Set exercise: Leave out the pictures and repeat everything else in the records exactly.

Information provided:
———

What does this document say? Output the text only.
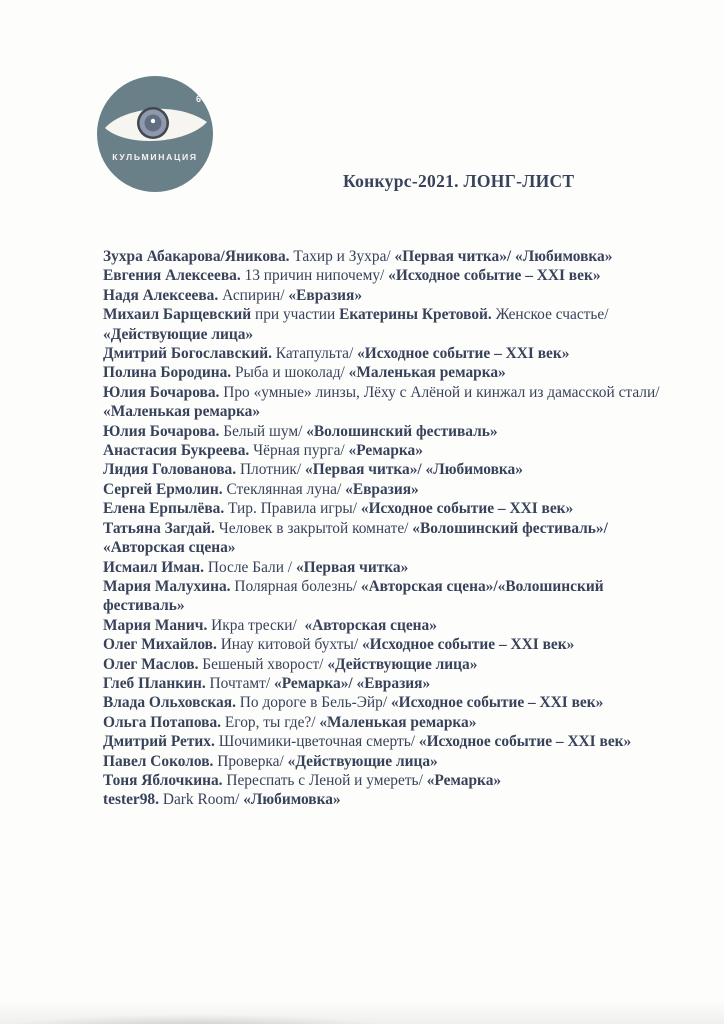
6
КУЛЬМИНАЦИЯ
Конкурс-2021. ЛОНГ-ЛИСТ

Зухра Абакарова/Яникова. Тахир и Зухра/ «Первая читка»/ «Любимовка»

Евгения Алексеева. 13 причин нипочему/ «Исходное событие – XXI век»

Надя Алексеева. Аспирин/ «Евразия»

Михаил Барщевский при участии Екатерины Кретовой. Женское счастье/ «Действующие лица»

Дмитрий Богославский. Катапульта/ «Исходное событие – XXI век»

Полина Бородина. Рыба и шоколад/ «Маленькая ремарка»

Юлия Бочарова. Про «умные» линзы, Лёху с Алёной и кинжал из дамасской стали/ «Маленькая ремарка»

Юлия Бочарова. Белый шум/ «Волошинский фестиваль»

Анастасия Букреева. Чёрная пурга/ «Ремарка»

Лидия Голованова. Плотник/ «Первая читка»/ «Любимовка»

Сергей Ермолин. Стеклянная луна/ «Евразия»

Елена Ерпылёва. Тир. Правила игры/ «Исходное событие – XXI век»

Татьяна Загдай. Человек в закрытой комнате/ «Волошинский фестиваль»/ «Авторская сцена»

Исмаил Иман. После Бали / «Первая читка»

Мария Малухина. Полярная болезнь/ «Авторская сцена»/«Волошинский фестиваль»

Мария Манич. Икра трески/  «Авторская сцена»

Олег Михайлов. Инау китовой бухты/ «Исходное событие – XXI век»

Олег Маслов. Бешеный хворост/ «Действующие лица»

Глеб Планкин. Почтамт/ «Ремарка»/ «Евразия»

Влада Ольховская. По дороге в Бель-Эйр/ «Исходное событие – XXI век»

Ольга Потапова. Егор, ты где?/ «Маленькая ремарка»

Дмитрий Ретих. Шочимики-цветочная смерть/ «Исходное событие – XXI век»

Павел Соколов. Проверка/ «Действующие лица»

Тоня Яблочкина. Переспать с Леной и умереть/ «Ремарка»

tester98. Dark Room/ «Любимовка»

———

Result:
What does this document say? Output the text only.
6
КУЛЬМИНАЦИЯ
Конкурс-2021. ЛОНГ-ЛИСТ

Зухра Абакарова/Яникова. Тахир и Зухра/ «Первая читка»/ «Любимовка»

Евгения Алексеева. 13 причин нипочему/ «Исходное событие – XXI век»

Надя Алексеева. Аспирин/ «Евразия»

Михаил Барщевский при участии Екатерины Кретовой. Женское счастье/ «Действующие лица»

Дмитрий Богославский. Катапульта/ «Исходное событие – XXI век»

Полина Бородина. Рыба и шоколад/ «Маленькая ремарка»

Юлия Бочарова. Про «умные» линзы, Лёху с Алёной и кинжал из дамасской стали/ «Маленькая ремарка»

Юлия Бочарова. Белый шум/ «Волошинский фестиваль»

Анастасия Букреева. Чёрная пурга/ «Ремарка»

Лидия Голованова. Плотник/ «Первая читка»/ «Любимовка»

Сергей Ермолин. Стеклянная луна/ «Евразия»

Елена Ерпылёва. Тир. Правила игры/ «Исходное событие – XXI век»

Татьяна Загдай. Человек в закрытой комнате/ «Волошинский фестиваль»/ «Авторская сцена»

Исмаил Иман. После Бали / «Первая читка»

Мария Малухина. Полярная болезнь/ «Авторская сцена»/«Волошинский фестиваль»

Мария Манич. Икра трески/  «Авторская сцена»

Олег Михайлов. Инау китовой бухты/ «Исходное событие – XXI век»

Олег Маслов. Бешеный хворост/ «Действующие лица»

Глеб Планкин. Почтамт/ «Ремарка»/ «Евразия»

Влада Ольховская. По дороге в Бель-Эйр/ «Исходное событие – XXI век»

Ольга Потапова. Егор, ты где?/ «Маленькая ремарка»

Дмитрий Ретих. Шочимики-цветочная смерть/ «Исходное событие – XXI век»

Павел Соколов. Проверка/ «Действующие лица»

Тоня Яблочкина. Переспать с Леной и умереть/ «Ремарка»

tester98. Dark Room/ «Любимовка»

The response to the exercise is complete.